# Direction
Show all lines that include the string "text"; copy each one.

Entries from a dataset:
————————

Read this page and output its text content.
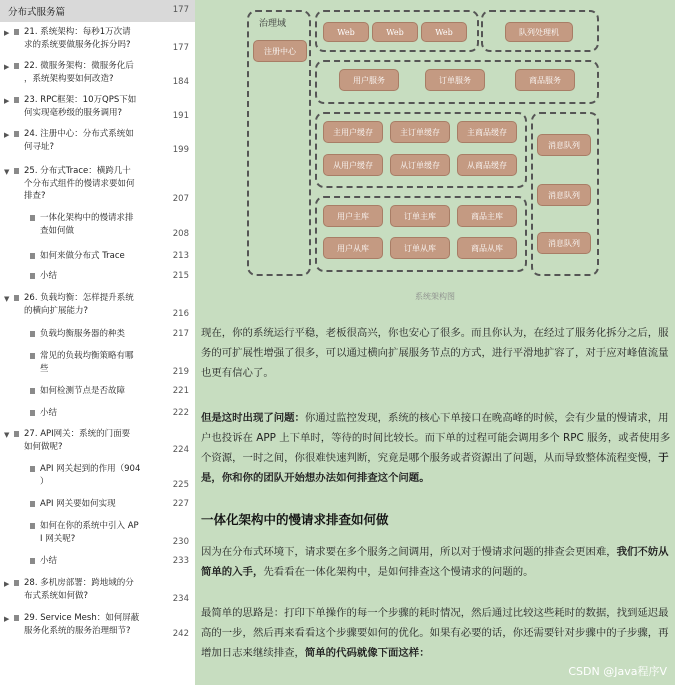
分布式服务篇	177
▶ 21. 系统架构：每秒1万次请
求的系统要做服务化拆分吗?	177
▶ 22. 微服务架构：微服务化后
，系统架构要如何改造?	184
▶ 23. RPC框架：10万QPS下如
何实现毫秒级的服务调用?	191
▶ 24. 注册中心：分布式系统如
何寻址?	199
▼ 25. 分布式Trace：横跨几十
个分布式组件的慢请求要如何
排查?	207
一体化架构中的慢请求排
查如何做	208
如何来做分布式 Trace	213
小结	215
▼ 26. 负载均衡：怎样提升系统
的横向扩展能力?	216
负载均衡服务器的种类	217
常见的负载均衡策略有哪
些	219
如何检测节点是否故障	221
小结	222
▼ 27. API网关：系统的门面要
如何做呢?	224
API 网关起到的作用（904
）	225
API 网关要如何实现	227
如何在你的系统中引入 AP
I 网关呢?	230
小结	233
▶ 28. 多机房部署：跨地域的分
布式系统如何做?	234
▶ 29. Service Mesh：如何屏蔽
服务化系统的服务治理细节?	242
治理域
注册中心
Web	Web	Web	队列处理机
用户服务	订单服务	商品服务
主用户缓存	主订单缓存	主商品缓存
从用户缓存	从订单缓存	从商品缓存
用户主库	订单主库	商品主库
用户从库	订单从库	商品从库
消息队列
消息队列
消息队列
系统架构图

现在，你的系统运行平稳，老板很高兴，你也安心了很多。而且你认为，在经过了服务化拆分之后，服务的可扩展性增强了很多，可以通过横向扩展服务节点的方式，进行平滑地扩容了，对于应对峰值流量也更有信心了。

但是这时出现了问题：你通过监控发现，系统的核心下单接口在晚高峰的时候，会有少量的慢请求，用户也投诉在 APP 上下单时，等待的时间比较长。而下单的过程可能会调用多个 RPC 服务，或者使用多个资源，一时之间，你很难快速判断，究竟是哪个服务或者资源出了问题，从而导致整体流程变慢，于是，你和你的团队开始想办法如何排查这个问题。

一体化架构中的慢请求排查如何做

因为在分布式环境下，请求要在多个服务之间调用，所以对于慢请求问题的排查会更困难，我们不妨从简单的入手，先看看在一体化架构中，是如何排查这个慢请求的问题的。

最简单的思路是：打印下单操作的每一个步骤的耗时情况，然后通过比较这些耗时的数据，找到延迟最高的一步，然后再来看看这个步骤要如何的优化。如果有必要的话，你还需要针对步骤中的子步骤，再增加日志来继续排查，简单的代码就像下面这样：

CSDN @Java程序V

————————

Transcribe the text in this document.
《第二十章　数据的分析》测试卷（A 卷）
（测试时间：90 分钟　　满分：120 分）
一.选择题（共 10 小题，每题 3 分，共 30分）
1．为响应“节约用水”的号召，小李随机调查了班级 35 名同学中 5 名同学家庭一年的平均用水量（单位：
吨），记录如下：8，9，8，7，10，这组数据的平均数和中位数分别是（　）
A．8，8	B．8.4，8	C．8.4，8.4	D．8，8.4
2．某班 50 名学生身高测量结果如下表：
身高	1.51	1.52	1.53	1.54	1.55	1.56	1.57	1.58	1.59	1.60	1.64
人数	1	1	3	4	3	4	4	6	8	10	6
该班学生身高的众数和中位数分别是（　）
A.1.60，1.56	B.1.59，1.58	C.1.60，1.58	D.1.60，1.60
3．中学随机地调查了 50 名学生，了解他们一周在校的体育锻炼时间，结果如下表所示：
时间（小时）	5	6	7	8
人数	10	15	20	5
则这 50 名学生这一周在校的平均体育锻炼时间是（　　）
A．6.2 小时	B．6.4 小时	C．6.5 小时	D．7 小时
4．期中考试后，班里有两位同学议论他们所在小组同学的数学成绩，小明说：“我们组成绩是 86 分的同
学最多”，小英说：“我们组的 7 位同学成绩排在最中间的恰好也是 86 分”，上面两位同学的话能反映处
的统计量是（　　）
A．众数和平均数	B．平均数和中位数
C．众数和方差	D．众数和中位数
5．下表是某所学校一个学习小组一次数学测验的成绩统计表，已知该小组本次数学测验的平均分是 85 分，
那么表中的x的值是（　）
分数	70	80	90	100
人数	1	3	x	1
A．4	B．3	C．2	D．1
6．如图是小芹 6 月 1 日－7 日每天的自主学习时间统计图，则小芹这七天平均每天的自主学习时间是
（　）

————————

# Task result
Read this page and output its text content.
Transcribe the text in this document.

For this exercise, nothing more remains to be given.